## What to do
Using the records provided below, locate and copy each line that contains the word "szapirograf".

==========

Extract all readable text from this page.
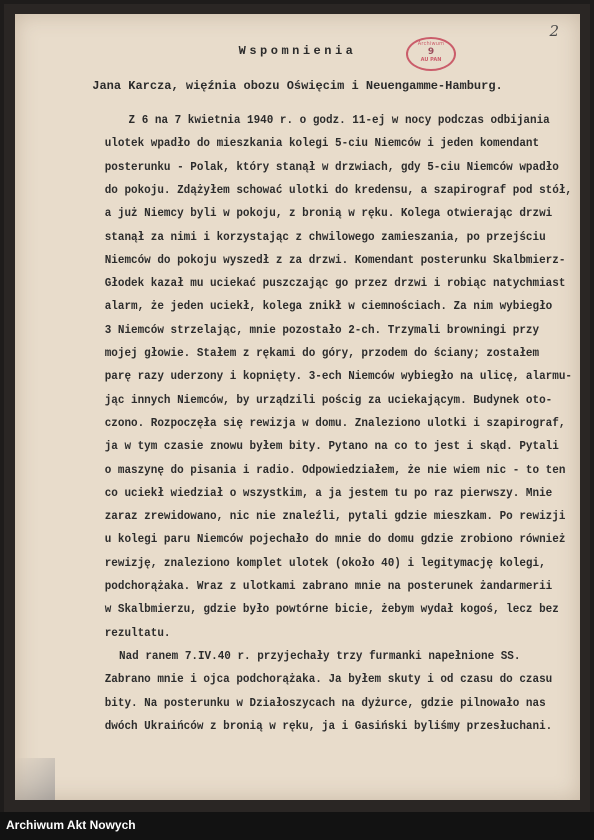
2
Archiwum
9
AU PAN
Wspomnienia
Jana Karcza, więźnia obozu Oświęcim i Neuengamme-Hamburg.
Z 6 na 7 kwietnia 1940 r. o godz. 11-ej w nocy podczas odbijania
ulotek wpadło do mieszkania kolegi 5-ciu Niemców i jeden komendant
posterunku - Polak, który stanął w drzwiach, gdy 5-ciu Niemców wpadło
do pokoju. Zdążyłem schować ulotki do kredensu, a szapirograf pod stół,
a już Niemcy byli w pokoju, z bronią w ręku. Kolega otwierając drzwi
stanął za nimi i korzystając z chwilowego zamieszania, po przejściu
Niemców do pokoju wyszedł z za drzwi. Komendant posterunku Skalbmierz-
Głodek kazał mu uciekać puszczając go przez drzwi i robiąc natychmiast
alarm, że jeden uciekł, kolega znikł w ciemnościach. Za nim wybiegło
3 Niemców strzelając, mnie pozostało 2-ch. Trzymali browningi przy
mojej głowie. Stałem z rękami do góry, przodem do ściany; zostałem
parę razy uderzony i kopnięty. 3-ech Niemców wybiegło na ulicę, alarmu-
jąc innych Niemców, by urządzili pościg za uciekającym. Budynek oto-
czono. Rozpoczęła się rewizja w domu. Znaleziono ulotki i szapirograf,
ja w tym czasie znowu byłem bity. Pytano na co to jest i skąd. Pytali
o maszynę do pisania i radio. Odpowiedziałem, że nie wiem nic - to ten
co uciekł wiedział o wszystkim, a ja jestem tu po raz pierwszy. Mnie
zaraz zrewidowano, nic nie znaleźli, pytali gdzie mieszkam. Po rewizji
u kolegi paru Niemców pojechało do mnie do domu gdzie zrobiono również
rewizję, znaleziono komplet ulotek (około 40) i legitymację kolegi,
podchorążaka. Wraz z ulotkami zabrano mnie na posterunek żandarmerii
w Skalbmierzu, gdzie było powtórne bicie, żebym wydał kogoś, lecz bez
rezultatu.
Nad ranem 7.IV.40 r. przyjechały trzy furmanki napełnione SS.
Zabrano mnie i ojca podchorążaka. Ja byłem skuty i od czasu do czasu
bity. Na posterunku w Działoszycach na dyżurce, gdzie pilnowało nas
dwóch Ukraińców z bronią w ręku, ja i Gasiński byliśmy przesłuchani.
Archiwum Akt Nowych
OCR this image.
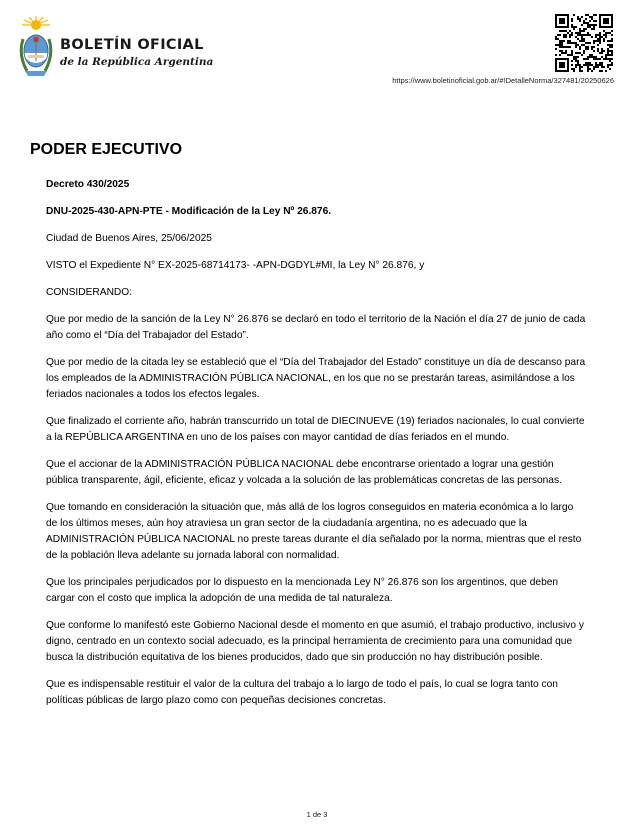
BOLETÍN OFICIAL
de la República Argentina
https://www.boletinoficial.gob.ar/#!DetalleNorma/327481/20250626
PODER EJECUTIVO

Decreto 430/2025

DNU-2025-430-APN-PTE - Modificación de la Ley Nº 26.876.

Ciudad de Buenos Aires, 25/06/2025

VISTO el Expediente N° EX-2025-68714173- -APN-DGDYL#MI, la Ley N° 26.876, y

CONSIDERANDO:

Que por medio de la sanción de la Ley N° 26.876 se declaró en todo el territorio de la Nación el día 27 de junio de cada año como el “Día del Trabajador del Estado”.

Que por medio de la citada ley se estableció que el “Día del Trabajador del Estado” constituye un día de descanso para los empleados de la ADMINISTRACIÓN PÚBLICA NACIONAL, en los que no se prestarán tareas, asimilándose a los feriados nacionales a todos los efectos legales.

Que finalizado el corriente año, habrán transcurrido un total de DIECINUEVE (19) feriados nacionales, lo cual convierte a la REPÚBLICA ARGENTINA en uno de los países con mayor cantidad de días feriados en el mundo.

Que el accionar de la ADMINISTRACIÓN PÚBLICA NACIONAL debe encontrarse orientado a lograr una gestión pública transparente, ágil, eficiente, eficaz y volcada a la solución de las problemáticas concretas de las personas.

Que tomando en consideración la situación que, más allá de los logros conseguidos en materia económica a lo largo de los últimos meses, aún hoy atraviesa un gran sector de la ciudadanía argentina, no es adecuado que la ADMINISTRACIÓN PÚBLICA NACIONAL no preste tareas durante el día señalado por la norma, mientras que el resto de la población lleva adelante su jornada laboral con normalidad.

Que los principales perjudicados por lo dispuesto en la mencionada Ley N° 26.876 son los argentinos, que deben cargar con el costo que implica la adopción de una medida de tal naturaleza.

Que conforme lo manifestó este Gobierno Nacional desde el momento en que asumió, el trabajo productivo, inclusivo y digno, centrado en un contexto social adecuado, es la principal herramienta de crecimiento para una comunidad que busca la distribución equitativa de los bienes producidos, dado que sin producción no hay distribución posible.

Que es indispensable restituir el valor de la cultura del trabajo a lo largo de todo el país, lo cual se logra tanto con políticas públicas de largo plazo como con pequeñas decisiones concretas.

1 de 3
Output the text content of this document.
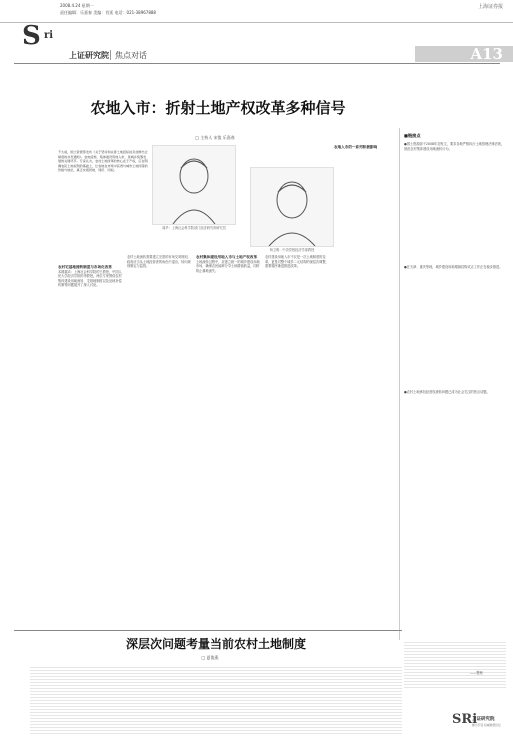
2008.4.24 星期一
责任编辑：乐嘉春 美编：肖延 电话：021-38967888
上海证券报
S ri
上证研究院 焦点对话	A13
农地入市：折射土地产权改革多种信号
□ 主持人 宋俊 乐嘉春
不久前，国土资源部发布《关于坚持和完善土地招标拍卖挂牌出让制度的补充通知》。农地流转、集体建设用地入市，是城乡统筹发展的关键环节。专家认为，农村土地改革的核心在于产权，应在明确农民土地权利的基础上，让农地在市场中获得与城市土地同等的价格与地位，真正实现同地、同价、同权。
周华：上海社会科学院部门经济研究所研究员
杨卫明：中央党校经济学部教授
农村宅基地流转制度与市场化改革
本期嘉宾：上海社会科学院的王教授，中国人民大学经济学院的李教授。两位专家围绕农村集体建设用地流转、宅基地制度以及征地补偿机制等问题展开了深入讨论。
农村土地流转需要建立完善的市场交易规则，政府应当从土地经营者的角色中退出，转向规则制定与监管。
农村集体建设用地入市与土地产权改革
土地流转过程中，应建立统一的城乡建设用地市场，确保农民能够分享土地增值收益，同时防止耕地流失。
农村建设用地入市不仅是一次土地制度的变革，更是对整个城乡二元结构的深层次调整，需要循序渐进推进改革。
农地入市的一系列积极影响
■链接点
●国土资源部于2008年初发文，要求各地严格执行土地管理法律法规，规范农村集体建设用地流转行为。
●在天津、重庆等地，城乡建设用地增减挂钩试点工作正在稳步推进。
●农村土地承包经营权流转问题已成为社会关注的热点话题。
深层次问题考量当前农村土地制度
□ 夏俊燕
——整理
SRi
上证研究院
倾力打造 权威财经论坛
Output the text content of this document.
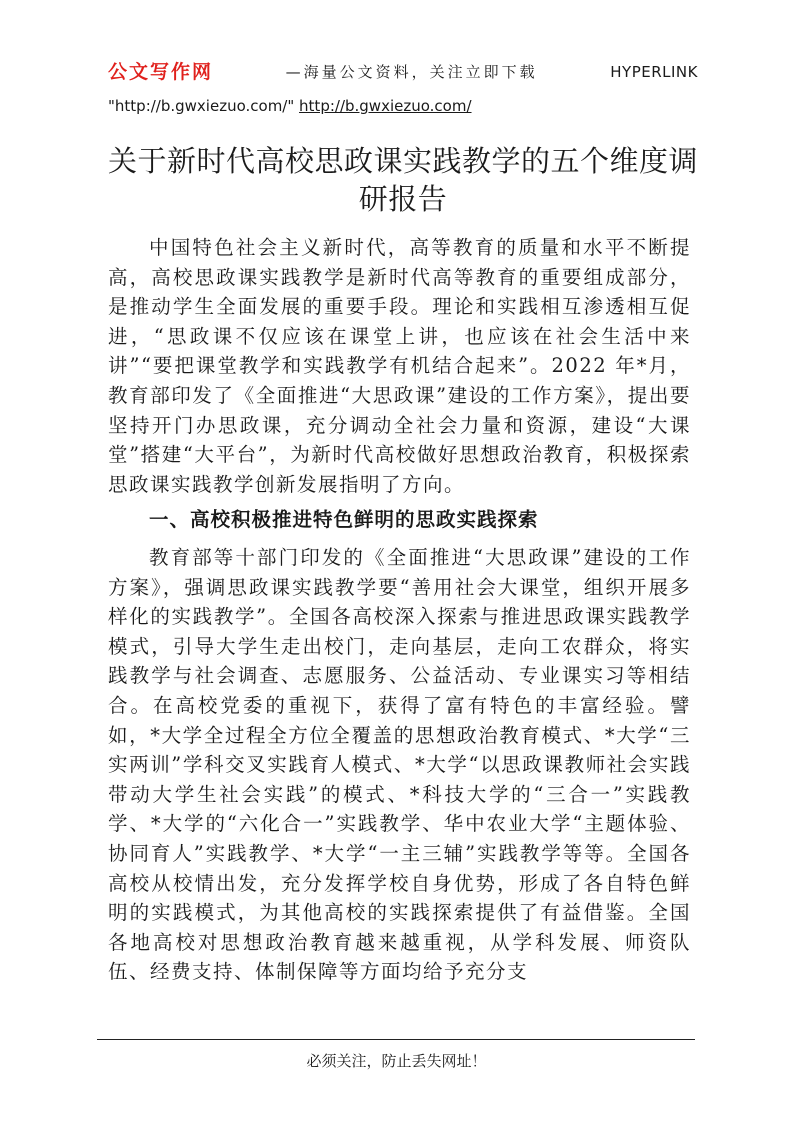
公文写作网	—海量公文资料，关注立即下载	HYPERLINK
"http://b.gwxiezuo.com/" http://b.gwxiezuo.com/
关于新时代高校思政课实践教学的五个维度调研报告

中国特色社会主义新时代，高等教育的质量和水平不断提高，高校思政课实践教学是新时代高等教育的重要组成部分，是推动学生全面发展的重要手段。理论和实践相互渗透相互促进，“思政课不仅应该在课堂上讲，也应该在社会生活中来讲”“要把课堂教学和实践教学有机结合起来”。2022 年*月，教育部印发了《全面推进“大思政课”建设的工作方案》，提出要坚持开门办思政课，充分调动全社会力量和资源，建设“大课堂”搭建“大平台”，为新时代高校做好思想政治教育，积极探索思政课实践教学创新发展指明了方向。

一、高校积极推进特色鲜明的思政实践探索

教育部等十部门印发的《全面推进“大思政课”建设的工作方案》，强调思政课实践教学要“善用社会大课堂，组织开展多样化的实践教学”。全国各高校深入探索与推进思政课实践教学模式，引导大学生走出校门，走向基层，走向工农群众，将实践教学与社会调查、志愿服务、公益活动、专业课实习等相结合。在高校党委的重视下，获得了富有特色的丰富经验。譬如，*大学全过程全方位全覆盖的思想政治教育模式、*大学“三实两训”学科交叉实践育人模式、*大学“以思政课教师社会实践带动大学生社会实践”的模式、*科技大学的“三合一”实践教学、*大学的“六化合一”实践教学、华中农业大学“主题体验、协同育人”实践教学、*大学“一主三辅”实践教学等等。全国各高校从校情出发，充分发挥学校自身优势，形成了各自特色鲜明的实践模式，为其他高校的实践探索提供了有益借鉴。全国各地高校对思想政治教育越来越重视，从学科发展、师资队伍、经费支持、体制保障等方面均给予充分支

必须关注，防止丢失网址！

==========

## Task result
do pokoju. Zdążyłem schować ulotki do kredensu, a szapirograf pod stół,
czono. Rozpoczęła się rewizja w domu. Znaleziono ulotki i szapirograf,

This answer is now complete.